[BEGIN]

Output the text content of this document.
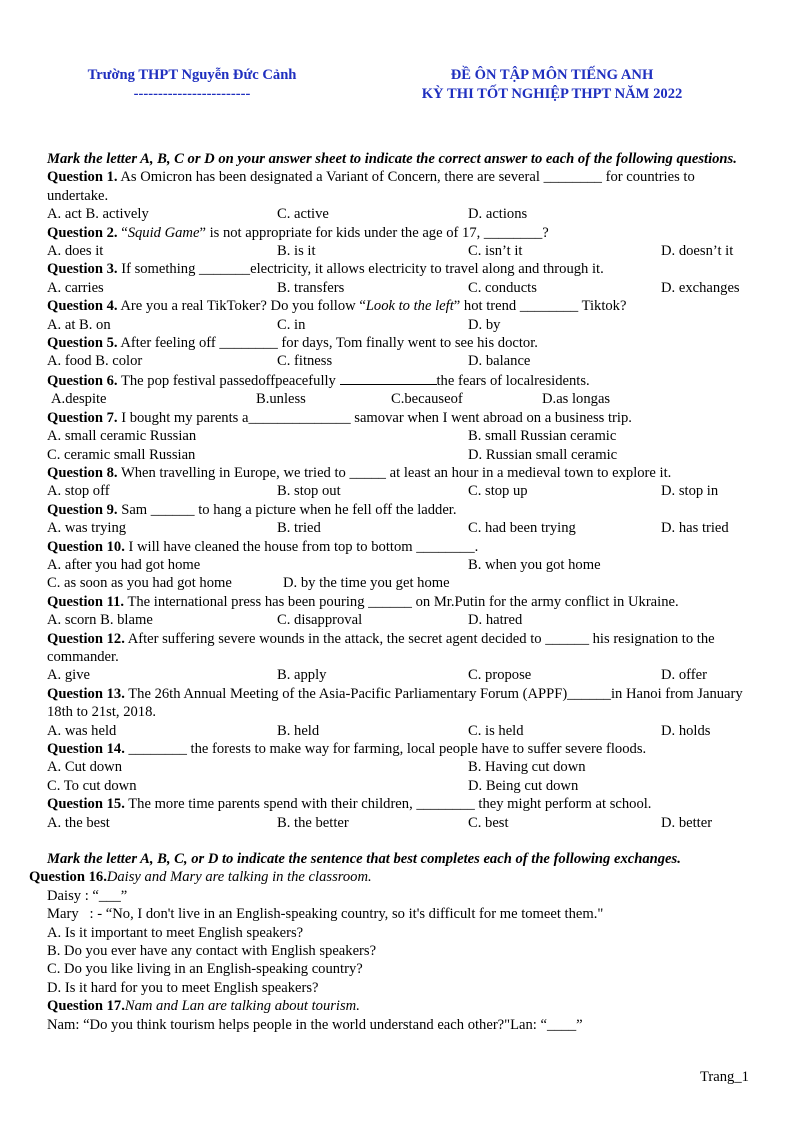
Trường THPT Nguyễn Đức Cảnh
------------------------
ĐỀ ÔN TẬP MÔN TIẾNG ANH
KỲ THI TỐT NGHIỆP THPT NĂM 2022
Mark the letter A, B, C or D on your answer sheet to indicate the correct answer to each of the following questions.
Question 1. As Omicron has been designated a Variant of Concern, there are several ________ for countries to undertake.
A. act B. actively	C. active	D. actions
Question 2. “Squid Game” is not appropriate for kids under the age of 17, ________?
A. does it	B. is it	C. isn’t it	D. doesn’t it
Question 3. If something _______electricity, it allows electricity to travel along and through it.
A. carries	B. transfers	C. conducts	D. exchanges
Question 4. Are you a real TikToker? Do you follow “Look to the left” hot trend ________ Tiktok?
A. at B. on	C. in	D. by
Question 5. After feeling off ________ for days, Tom finally went to see his doctor.
A. food B. color	C. fitness	D. balance
Question 6. The pop festival passedoffpeacefully	the fears of localresidents.
A.despite	B.unless	C.becauseof	D.as longas
Question 7. I bought my parents a______________ samovar when I went abroad on a business trip.
A. small ceramic Russian	B. small Russian ceramic
C. ceramic small Russian	D. Russian small ceramic
Question 8. When travelling in Europe, we tried to _____ at least an hour in a medieval town to explore it.
A. stop off	B. stop out	C. stop up	D. stop in
Question 9. Sam ______ to hang a picture when he fell off the ladder.
A. was trying	B. tried	C. had been trying	D. has tried
Question 10. I will have cleaned the house from top to bottom ________.
A. after you had got home	B. when you got home
C. as soon as you had got home	D. by the time you get home
Question 11. The international press has been pouring ______ on Mr.Putin for the army conflict in Ukraine.
A. scorn B. blame	C. disapproval	D. hatred
Question 12. After suffering severe wounds in the attack, the secret agent decided to ______ his resignation to the commander.
A. give	B. apply	C. propose	D. offer
Question 13. The 26th Annual Meeting of the Asia-Pacific Parliamentary Forum (APPF)______in Hanoi from January 18th to 21st, 2018.
A. was held	B. held	C. is held	D. holds
Question 14. ________ the forests to make way for farming, local people have to suffer severe floods.
A. Cut down	B. Having cut down
C. To cut down	D. Being cut down
Question 15. The more time parents spend with their children, ________ they might perform at school.
A. the best	B. the better	C. best	D. better
Mark the letter A, B, C, or D to indicate the sentence that best completes each of the following exchanges.
Question 16.Daisy and Mary are talking in the classroom.
Daisy : “___”
Mary   : - “No, I don't live in an English-speaking country, so it's difficult for me tomeet them."
A. Is it important to meet English speakers?
B. Do you ever have any contact with English speakers?
C. Do you like living in an English-speaking country?
D. Is it hard for you to meet English speakers?
Question 17.Nam and Lan are talking about tourism.
Nam: “Do you think tourism helps people in the world understand each other?"Lan: “____”
Trang_1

[END]

**What to produce:**
Every line above that contains the word "time" should be reported.

**Output of the exercise:**
C. as soon as you had got home	D. by the time you get home
Question 15. The more time parents spend with their children, ________ they might perform at school.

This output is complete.